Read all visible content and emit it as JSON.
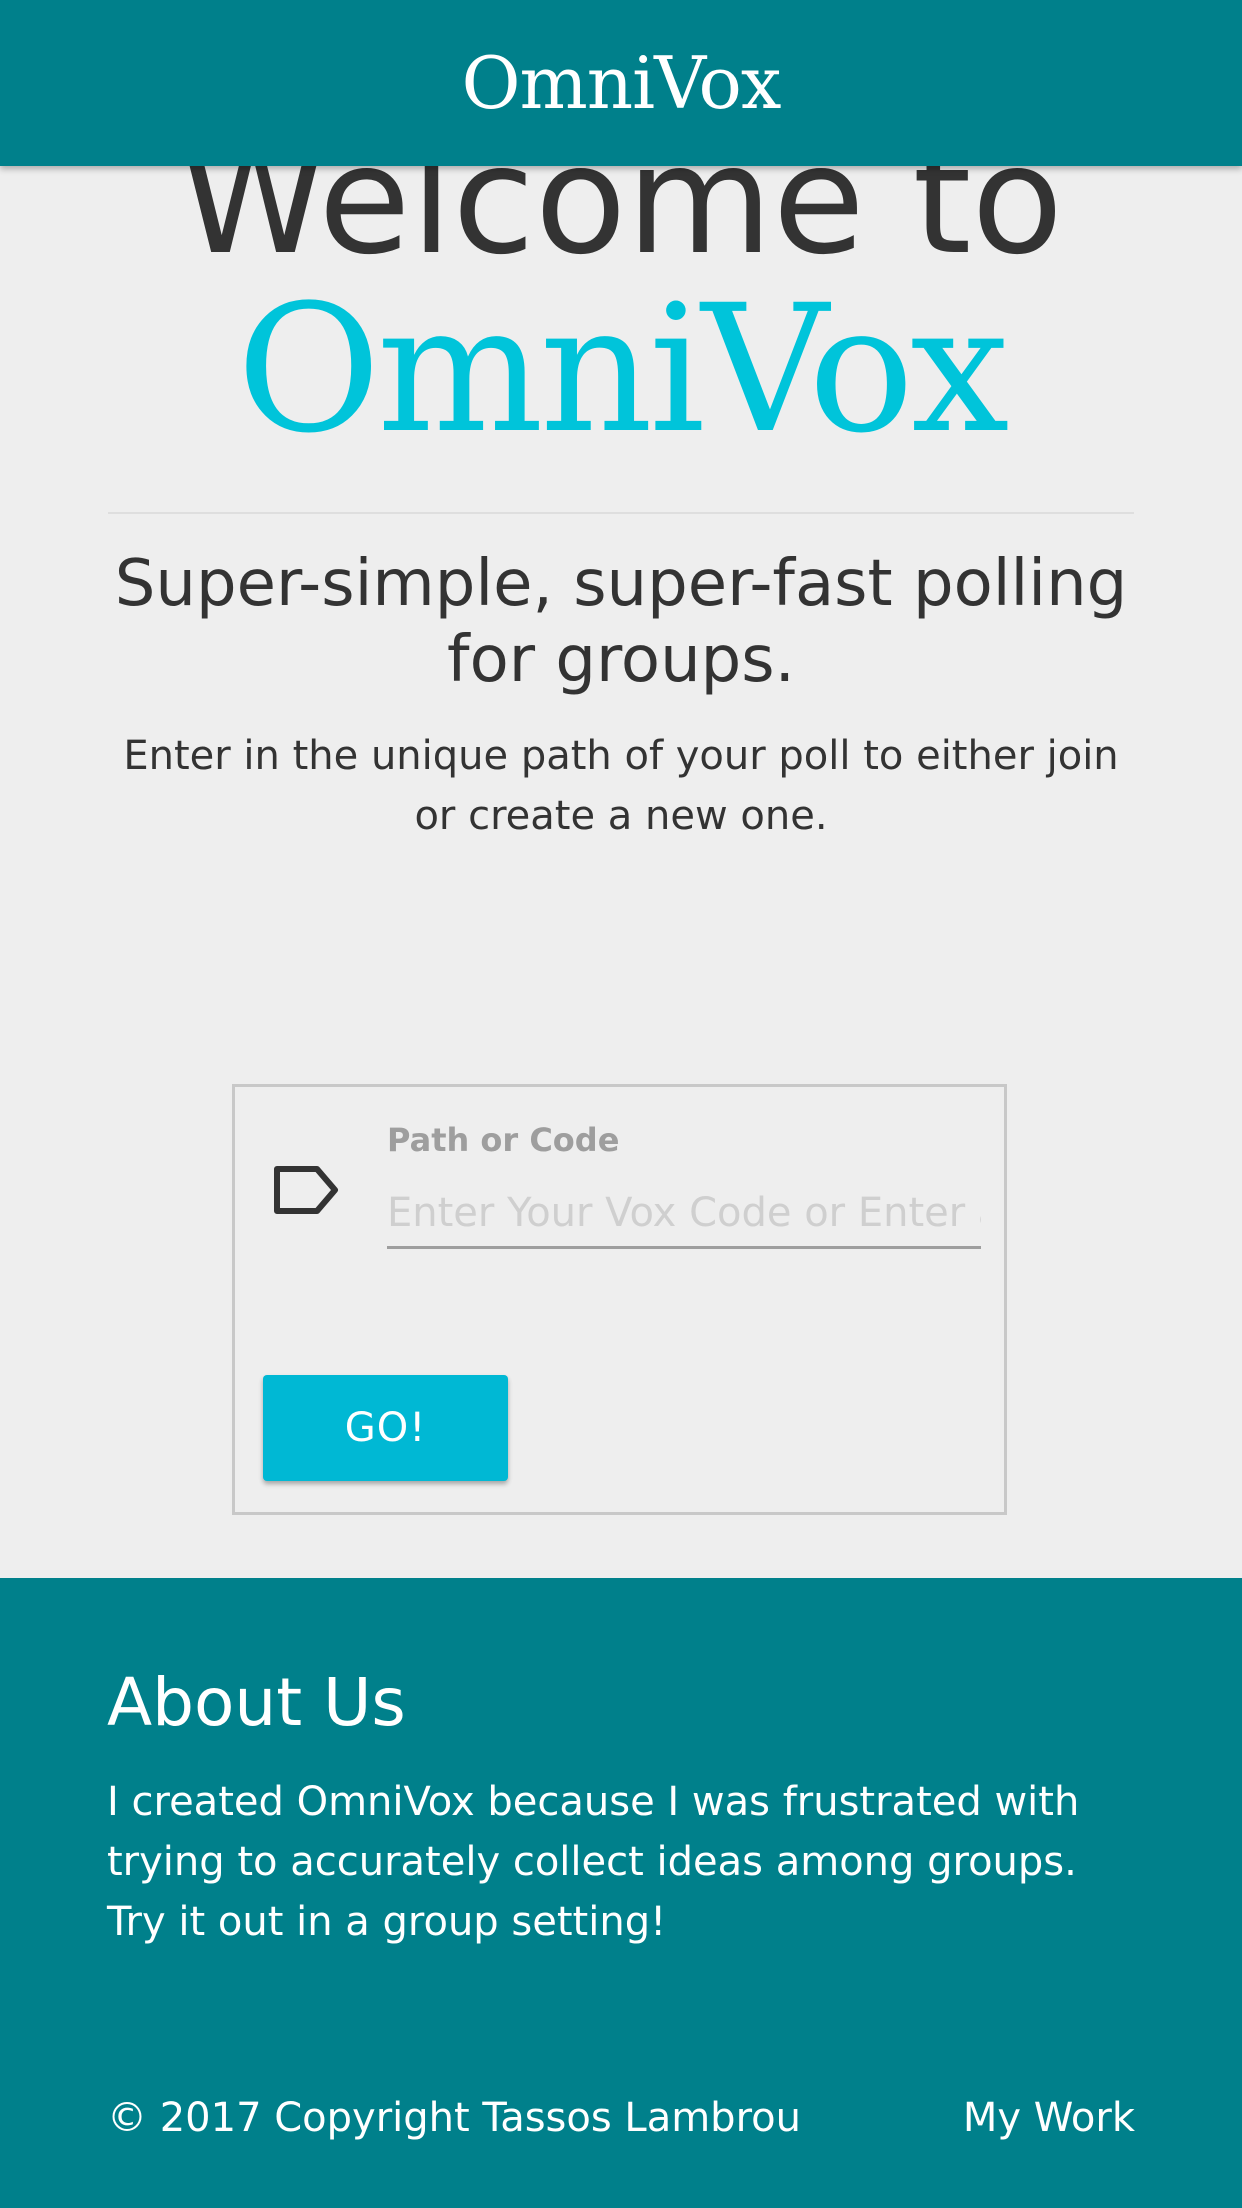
{
  "header": {
    "brand": "OmniVox"
  },
  "hero": {
    "welcome_line": "Welcome to",
    "brand_line": "OmniVox",
    "tagline": "Super-simple, super-fast polling for groups.",
    "instructions": "Enter in the unique path of your poll to either join or create a new one."
  },
  "form": {
    "icon": "tag-icon",
    "field_label": "Path or Code",
    "field_placeholder": "Enter Your Vox Code or Enter a new path",
    "field_value": "",
    "submit_label": "GO!"
  },
  "footer": {
    "about_title": "About Us",
    "about_text": "I created OmniVox because I was frustrated with trying to accurately collect ideas among groups. Try it out in a group setting!",
    "copyright": "© 2017 Copyright Tassos Lambrou",
    "my_work_link": "My Work"
  },
  "colors": {
    "primary_teal": "#00808b",
    "accent_cyan": "#00c4da",
    "button_cyan": "#00b8d4",
    "background": "#eeeeee",
    "text_dark": "#333333"
  }
}
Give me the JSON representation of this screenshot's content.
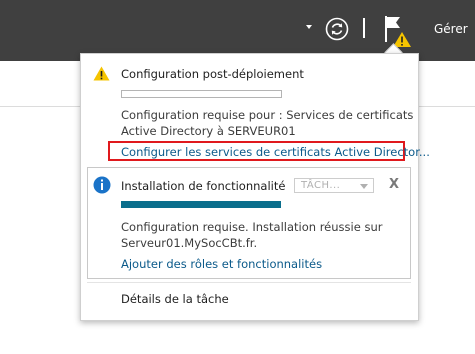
{
  "topbar": {
    "manage_label": "Gérer"
  },
  "notifications": [
    {
      "title": "Configuration post-déploiement",
      "progress_percent": 0,
      "message_line1": "Configuration requise pour : Services de certificats",
      "message_line2": "Active Directory à SERVEUR01",
      "link": "Configurer les services de certificats Active Director..."
    },
    {
      "title": "Installation de fonctionnalité",
      "progress_percent": 100,
      "task_dropdown": "TÂCH...",
      "close_label": "X",
      "message_line1": "Configuration requise. Installation réussie sur",
      "message_line2": "Serveur01.MySocCBt.fr.",
      "link": "Ajouter des rôles et fonctionnalités"
    }
  ],
  "footer_link": "Détails de la tâche",
  "colors": {
    "topbar": "#404040",
    "warning": "#f5c400",
    "info": "#1a73c8",
    "link": "#0b5a8a",
    "highlight": "#e0191d",
    "progress_fill": "#0a6e8c"
  },
  "icons": {
    "refresh": "refresh-icon",
    "flag": "notification-flag-icon",
    "warning": "warning-icon",
    "info": "info-icon"
  }
}
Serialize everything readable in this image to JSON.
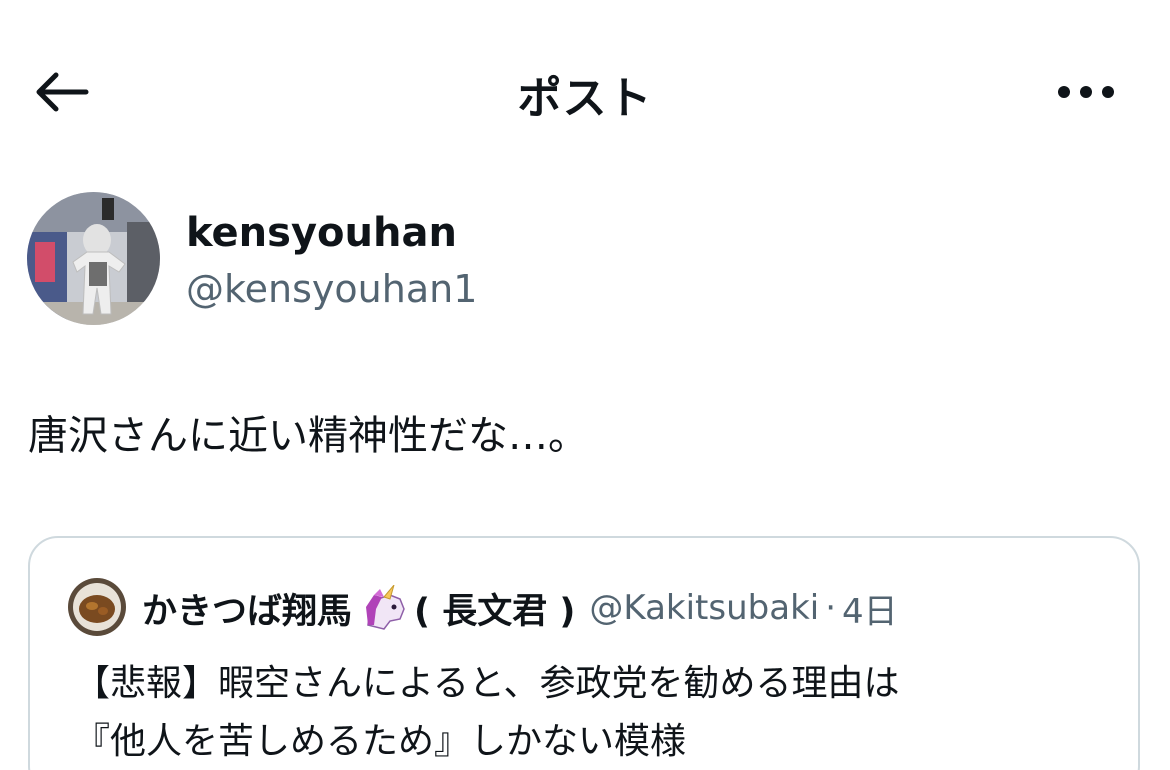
{
  "header": {
    "title": "ポスト",
    "back_icon": "arrow-left-icon",
    "more_icon": "ellipsis-icon"
  },
  "author": {
    "name": "kensyouhan",
    "handle": "@kensyouhan1",
    "avatar_icon": "profile-photo"
  },
  "post": {
    "text": "唐沢さんに近い精神性だな…。"
  },
  "quote": {
    "name": "かきつば翔馬",
    "emoji_icon": "unicorn-emoji",
    "name_suffix": "( 長文君 )",
    "handle": "@Kakitsubaki",
    "separator": "·",
    "time": "4日",
    "line1": "【悲報】暇空さんによると、参政党を勧める理由は",
    "line2": "『他人を苦しめるため』しかない模様"
  },
  "colors": {
    "text": "#0f1419",
    "secondary": "#536471",
    "border": "#cfd9de",
    "background": "#ffffff"
  }
}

[Written problem]:
Take each line of the material that contains the word "Code" and list it.

[Solution for this exercise]:
    "field_label": "Path or Code",
    "field_placeholder": "Enter Your Vox Code or Enter a new path",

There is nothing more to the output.